- **PROBLEM DETAILS**: Every line holding the string "position" should be gathered.

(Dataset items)
━━━━━━━━━━

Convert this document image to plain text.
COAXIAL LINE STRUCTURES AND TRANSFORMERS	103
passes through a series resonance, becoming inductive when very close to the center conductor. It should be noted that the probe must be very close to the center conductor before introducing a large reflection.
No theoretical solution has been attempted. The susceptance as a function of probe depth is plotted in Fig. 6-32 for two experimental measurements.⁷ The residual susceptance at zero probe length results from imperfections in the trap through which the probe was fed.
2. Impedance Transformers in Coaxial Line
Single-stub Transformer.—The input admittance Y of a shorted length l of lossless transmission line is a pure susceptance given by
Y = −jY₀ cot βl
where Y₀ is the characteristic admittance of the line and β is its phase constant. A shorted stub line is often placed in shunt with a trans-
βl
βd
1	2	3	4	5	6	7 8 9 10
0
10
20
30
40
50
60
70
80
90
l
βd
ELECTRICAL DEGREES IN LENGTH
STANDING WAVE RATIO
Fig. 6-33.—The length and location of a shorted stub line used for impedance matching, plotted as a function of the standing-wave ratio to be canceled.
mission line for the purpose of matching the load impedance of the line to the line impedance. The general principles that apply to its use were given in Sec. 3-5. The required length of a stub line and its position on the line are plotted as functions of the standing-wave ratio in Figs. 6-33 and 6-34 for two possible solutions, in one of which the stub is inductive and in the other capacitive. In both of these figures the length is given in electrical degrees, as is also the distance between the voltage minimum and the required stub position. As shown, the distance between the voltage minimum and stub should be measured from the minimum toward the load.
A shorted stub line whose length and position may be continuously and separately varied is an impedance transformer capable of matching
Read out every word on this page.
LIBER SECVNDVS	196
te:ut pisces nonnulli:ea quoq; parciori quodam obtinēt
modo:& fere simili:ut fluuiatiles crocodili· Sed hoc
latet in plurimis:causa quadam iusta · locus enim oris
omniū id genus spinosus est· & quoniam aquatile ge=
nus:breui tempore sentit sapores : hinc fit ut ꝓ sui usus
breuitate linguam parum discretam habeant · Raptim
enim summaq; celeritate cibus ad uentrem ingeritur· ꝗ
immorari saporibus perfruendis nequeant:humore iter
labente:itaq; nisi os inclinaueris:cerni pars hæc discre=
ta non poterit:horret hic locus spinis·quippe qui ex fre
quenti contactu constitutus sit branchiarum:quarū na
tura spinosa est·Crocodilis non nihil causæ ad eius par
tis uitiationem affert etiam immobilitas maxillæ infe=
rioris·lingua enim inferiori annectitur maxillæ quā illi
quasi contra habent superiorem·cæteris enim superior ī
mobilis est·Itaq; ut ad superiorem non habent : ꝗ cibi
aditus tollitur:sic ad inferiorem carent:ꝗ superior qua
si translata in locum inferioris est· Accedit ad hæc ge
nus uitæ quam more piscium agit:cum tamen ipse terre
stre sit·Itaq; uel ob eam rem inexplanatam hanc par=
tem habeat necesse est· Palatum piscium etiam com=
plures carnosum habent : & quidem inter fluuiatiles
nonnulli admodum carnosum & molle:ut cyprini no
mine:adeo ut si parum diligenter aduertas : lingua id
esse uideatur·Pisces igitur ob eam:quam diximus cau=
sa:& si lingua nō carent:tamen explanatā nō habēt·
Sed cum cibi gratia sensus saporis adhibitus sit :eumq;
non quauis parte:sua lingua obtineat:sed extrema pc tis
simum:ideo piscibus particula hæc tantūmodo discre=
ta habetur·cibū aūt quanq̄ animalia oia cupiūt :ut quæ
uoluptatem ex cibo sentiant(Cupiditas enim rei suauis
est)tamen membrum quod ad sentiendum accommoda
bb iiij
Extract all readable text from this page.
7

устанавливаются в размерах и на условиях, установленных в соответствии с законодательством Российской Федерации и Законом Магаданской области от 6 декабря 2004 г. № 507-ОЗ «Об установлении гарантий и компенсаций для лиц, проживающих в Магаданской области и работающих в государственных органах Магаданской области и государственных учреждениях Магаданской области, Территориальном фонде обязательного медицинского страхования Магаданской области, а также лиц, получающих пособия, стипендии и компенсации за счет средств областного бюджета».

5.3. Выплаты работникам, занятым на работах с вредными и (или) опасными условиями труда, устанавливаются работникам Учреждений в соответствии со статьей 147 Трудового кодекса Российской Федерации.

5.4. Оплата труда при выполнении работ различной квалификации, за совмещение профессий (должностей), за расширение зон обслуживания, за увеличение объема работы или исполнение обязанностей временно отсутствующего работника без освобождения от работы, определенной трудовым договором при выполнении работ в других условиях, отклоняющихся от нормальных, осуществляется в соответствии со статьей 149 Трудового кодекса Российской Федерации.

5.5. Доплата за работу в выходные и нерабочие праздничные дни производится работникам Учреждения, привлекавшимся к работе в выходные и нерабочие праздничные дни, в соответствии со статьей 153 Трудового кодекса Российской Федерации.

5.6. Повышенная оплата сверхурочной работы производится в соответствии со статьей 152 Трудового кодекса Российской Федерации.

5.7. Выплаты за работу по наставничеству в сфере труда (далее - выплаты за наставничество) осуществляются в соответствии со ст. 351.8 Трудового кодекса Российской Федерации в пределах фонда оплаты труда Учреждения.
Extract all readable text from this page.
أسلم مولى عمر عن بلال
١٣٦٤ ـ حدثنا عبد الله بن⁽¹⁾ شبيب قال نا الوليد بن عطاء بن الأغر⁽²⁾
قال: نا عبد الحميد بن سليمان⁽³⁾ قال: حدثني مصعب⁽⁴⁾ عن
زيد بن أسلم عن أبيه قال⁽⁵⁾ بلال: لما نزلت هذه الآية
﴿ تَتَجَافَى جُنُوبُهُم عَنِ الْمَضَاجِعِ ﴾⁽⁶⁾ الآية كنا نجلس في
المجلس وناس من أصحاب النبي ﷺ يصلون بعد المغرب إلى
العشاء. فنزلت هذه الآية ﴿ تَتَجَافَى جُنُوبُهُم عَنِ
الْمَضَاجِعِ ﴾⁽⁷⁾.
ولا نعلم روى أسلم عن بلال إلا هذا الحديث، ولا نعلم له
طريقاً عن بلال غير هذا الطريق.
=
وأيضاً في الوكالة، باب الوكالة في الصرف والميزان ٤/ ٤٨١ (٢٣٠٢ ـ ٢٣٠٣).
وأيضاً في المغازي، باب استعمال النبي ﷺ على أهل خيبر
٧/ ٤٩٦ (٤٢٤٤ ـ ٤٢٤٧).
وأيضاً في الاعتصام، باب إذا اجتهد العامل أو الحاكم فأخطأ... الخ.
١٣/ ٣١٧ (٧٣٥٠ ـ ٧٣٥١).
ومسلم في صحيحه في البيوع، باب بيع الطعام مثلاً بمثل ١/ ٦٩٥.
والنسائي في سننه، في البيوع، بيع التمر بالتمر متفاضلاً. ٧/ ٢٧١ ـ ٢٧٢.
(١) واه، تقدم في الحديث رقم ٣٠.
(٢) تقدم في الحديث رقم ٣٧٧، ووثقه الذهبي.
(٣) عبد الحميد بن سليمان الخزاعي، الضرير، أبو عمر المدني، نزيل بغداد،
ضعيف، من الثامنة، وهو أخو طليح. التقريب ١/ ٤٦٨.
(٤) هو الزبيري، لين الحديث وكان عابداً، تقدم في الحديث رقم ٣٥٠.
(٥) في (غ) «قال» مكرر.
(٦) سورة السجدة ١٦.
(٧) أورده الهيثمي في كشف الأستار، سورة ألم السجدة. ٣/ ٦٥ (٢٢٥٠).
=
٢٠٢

━━━━━━━━━━

- **THE RESPONSE**:
mission line for the purpose of matching the load impedance of the line to the line impedance. The general principles that apply to its use were given in Sec. 3-5. The required length of a stub line and its position on the line are plotted as functions of the standing-wave ratio in Figs. 6-33 and 6-34 for two possible solutions, in one of which the stub is inductive and in the other capacitive. In both of these figures the length is given in electrical degrees, as is also the distance between the voltage minimum and the required stub position. As shown, the distance between the voltage minimum and stub should be measured from the minimum toward the load.
A shorted stub line whose length and position may be continuously and separately varied is an impedance transformer capable of matching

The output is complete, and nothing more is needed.